● 課題文

簡単なREST APIを開発する方法
本記事では、NestJSで簡単なREST APIを開発する方法を詳細に解説します。(CRUDモデルを中心に解説)

はじめに①-CRUDモデルとは

CRUDとは、永続的なデータを取り扱うソフトウェアに要求される4つの基本機能であるデータの作成(Create)、読み出し(Read)、更新(Update)、削除(Delete)の頭文字をつなげた言葉です。
主にデータベースを応用したシステムやデータベース管理システムについて用いられる言葉で、この4つに対応する機能や操作手段を実装することで、システム上に自在にデータの操作や管理を行うことができます。
本ページではCRUDモデルに従ってNestJS製のREST APIを実装する手順を詳細に解説します。

はじめに②-TypeORMとは

TypeORMとは、TypeScriptとJavaScriptで使えるORM(Object Relational Mapping)です。ORMとは、データベースとオブジェクト指向プログラミング言語の間の非互換的なデータを変換できるプログラミング手法です。
言い換えれば、オブジェクト指向とリレーショナルデータベース(RDB)の考え方を上手に変換して繋いでくれるものを意味します。
多くのプログラミング言語はオブジェクトを扱うので、そのオブジェクトをRDBに保存できるように、対応付を簡単にするためORMを活用します。より簡単に言えば、SQLを直接書くことなく、オブジェクトの操作でDBを操作できるということになります。

イントロダクション

実際のプロダクトやWebアプリケーションを想像してください。2つのエンティティ、例えばUserとProductのエンティティに対してCRUDエンドポイントを公開する必要があるとします。ベストプラクティスに従って、それぞれのエンティティに対して以下のようないくつかの操作を実装する必要があります。
  • モジュール(nest g mo)を生成して、コードを整理し、関連するコンポーネントをグループ化します。
  • CRUDルート(またはGraphQLアプリのクエリやミューテーション)を定義するためのコントローラー(nest g co)を作成します。
  • ビジネスロジックを実装し、分離するためのサービス(nest g s)を生成します。
  • リソースのデータを表現するためのエンティティクラスやインターフェイスを生成します。
  • データの転送オブジェクト(あるいはGraphQLアプリケーションの入力)を生成し、データがネットワーク上でどのように送信されるのかを定義します。
これらの繰り返し行われるプロセスをスピードアップするために、Nest CLIでは全ての定型的なコードを自動的に生成するジェネレータを提供し、この全てを行うことを避けて少ないコード量で開発を円滑に進められるようにします。

使用技術

  • TypeScript
  • NestJS
  • Visual Studio Code
  • TypeORM

大まかな手順

  1. 1.
    ファイルやディレクトリを用意する
  2. 2.
    TypeORMを使ってPostテーブルを作成する
  3. 3.
    簡単にCRUD機能を実装する

インストール

まずは以下のコマンドを入力して新規のNestJSプロジェクトを作成します。
npm i -g @nestjs/cli
nest new project-name

Postモジュールの作成

nest g mo posts
上記のコマンドを入力すると、postsファイルが作成されます。postsディレクトリ内にpost.module.tsが作成されます。
さらに、app.module.ts内にも変更が入ります。
このような感じでNestJS側がファイルに変更を加えてくれるので、エラーをより少なめに実装できます。

Controllerファイルを作成

以下のコマンドを入力します。
nest g co posts
以下のようなファイルがpostsディレクトリ内に作成されます。
posts.controller.ts
import { Controller } from '@nestjs/common'
@Controller('posts')

● 問題
課題文の「主にデータベースを応用したシ」から「作を実装する必要があります。」までを、「エンティティ」を「データモデル」に差し替えた形で書き改めてください。 次に示す行は課題文の内容とは関係がありません。

データセットの行
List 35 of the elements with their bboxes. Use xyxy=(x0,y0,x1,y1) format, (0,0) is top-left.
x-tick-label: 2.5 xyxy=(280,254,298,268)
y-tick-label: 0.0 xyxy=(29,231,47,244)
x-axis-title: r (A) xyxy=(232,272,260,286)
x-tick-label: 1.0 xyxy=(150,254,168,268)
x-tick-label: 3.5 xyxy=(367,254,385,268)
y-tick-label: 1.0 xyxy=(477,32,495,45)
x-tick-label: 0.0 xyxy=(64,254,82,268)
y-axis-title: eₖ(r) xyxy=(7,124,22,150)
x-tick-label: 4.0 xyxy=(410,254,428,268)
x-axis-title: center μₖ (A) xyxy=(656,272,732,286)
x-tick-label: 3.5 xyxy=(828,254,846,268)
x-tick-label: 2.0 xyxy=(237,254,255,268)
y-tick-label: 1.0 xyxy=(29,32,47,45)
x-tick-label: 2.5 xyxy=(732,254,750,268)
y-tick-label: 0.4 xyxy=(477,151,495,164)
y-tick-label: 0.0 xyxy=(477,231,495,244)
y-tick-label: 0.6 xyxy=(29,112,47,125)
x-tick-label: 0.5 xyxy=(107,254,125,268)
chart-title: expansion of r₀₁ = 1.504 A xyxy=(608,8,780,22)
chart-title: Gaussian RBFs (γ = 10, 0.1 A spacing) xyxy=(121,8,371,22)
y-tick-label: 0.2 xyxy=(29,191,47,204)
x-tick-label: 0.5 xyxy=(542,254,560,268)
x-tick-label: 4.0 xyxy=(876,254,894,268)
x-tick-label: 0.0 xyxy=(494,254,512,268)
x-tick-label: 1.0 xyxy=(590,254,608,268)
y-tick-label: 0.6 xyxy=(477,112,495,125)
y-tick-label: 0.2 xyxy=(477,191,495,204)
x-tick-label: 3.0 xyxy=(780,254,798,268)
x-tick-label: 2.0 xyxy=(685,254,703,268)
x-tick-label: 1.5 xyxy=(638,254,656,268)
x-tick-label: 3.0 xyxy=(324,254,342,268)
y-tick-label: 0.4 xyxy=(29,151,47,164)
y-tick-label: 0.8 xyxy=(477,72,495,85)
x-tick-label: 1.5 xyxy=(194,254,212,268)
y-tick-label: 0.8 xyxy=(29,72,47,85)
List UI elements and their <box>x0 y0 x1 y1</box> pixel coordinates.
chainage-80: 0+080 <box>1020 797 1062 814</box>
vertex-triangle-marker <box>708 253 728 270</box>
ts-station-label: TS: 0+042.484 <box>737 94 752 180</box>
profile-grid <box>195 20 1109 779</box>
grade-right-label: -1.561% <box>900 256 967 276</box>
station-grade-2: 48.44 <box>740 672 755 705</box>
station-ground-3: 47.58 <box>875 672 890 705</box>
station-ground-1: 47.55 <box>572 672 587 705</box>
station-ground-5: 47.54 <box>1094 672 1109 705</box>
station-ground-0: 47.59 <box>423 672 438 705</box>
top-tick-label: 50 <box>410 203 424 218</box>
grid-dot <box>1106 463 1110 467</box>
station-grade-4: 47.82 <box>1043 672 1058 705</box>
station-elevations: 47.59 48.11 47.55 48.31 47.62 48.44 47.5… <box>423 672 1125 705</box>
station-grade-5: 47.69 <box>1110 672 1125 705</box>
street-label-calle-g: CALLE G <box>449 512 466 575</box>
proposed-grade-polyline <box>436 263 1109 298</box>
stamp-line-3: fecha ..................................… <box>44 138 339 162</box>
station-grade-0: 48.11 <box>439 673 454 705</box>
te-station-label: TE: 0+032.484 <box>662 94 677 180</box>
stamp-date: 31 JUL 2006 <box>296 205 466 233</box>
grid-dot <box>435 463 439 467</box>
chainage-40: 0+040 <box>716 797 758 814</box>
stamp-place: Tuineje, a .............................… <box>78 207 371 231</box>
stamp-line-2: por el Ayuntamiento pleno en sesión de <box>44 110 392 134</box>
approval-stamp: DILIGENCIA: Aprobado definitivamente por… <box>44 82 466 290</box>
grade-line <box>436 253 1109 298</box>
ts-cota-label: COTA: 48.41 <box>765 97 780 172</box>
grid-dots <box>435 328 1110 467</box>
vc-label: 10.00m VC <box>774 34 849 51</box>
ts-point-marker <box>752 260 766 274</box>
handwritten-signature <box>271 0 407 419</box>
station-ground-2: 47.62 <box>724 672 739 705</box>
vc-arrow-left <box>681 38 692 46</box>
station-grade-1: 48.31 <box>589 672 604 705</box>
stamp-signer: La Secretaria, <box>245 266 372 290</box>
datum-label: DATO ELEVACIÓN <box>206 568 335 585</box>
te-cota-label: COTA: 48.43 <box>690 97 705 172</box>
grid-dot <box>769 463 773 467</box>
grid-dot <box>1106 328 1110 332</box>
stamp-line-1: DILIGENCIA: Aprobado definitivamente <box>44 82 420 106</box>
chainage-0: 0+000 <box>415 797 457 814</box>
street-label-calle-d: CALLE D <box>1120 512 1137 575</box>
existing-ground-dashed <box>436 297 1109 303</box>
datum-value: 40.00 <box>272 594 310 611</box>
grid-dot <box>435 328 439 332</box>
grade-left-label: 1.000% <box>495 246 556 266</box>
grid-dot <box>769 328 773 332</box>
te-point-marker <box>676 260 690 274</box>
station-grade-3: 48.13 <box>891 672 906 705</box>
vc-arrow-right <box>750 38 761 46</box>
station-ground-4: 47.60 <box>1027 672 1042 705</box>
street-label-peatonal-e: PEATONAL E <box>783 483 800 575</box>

● 解答
主にデータベースを応用したシステムやデータベース管理システムについて用いられる言葉で、この4つに対応する機能や操作手段を実装することで、システム上に自在にデータの操作や管理を行うことができます。
本ページではCRUDモデルに従ってNestJS製のREST APIを実装する手順を詳細に解説します。

はじめに②-TypeORMとは

TypeORMとは、TypeScriptとJavaScriptで使えるORM(Object Relational Mapping)です。ORMとは、データベースとオブジェクト指向プログラミング言語の間の非互換的なデータを変換できるプログラミング手法です。
言い換えれば、オブジェクト指向とリレーショナルデータベース(RDB)の考え方を上手に変換して繋いでくれるものを意味します。
多くのプログラミング言語はオブジェクトを扱うので、そのオブジェクトをRDBに保存できるように、対応付を簡単にするためORMを活用します。より簡単に言えば、SQLを直接書くことなく、オブジェクトの操作でDBを操作できるということになります。

イントロダクション

実際のプロダクトやWebアプリケーションを想像してください。2つのデータモデル、例えばUserとProductのデータモデルに対してCRUDエンドポイントを公開する必要があるとします。ベストプラクティスに従って、それぞれのデータモデルに対して以下のようないくつかの操作を実装する必要があります。